#### Recorded data
>>>>

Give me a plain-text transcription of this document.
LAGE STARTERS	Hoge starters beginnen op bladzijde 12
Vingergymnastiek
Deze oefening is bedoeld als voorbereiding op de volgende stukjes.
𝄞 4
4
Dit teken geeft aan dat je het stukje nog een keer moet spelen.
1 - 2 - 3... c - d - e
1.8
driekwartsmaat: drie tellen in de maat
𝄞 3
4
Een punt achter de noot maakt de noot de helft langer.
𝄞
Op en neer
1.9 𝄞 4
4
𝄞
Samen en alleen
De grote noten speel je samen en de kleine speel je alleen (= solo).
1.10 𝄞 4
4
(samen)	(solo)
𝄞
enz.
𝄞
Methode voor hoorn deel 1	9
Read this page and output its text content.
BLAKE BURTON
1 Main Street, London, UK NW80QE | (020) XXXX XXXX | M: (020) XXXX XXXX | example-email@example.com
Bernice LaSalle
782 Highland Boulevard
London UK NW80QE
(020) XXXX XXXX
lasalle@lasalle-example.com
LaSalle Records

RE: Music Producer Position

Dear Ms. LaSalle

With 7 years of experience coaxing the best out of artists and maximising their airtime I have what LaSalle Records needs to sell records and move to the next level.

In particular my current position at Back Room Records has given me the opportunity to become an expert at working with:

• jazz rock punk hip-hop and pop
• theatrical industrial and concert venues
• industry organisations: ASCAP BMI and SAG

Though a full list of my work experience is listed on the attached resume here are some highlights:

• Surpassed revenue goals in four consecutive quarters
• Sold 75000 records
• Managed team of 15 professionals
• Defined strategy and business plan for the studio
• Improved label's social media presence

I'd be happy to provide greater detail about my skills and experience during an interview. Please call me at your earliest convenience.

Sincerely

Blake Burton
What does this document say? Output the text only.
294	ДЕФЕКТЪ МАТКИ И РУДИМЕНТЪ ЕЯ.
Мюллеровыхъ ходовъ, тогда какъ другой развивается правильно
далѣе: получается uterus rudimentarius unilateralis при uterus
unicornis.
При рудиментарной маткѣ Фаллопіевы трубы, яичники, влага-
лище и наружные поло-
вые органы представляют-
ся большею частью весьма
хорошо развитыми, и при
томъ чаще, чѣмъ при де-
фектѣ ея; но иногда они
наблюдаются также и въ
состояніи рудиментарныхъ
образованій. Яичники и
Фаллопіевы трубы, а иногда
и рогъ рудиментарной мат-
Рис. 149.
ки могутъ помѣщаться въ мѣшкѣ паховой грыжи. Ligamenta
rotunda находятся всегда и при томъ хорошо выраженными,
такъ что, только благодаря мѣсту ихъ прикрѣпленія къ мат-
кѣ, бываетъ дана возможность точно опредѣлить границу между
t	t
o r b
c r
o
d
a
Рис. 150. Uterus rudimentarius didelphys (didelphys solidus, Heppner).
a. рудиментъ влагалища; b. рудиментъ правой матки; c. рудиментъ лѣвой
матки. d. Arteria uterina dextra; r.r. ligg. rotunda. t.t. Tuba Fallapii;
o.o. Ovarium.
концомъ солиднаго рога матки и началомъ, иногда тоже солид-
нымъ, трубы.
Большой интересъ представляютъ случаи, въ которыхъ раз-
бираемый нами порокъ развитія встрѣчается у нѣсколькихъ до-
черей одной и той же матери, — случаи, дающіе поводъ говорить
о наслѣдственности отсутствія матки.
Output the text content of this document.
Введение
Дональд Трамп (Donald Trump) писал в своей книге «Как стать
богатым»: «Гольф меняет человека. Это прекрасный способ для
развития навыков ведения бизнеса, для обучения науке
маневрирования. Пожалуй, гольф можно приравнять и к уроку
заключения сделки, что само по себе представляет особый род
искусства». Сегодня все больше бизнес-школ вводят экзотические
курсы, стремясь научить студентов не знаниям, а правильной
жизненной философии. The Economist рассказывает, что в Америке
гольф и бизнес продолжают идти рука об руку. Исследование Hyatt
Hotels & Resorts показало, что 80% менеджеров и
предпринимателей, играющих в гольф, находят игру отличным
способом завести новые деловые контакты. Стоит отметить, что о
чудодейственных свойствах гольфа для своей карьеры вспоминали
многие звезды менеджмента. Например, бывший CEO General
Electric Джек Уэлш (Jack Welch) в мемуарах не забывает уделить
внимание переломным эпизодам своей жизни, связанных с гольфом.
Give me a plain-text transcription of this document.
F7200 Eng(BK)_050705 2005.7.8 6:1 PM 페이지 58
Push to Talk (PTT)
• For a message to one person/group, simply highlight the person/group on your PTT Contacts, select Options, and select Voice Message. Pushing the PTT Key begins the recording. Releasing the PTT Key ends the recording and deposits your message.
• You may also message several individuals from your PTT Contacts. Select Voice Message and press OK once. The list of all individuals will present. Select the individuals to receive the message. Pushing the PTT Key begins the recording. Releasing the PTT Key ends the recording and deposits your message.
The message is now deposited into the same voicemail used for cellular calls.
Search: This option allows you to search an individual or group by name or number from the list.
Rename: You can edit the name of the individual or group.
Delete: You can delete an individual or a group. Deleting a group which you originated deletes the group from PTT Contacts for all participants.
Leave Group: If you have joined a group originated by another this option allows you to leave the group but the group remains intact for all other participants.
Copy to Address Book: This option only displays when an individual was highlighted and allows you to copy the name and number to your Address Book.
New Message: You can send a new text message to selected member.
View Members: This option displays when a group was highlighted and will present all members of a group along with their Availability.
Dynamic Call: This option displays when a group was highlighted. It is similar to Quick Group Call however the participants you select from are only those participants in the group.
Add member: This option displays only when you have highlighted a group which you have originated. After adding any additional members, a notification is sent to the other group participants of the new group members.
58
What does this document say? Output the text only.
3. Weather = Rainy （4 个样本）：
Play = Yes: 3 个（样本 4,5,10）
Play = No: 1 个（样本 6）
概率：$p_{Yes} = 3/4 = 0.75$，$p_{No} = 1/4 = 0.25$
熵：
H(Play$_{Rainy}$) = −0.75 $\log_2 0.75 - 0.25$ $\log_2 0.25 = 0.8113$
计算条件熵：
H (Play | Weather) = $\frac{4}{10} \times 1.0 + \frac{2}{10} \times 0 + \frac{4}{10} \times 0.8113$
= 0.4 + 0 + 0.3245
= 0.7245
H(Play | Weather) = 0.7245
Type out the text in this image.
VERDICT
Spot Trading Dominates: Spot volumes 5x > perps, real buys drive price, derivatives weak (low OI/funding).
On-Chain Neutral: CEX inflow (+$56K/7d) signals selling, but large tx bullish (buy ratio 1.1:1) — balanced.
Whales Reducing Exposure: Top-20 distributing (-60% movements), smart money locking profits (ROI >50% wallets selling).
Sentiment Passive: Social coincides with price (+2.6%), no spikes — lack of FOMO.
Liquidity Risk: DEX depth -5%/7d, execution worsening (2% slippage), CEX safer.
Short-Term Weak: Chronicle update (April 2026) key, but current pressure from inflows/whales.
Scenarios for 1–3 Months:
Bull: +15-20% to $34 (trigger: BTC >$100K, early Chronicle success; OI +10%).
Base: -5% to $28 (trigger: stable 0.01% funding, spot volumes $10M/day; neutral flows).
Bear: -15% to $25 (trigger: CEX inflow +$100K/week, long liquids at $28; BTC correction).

<<<<

Copy every line above in which the string "allows" shows up.

Search: This option allows you to search an individual or group by name or number from the list.
Leave Group: If you have joined a group originated by another this option allows you to leave the group but the group remains intact for all other participants.
Copy to Address Book: This option only displays when an individual was highlighted and allows you to copy the name and number to your Address Book.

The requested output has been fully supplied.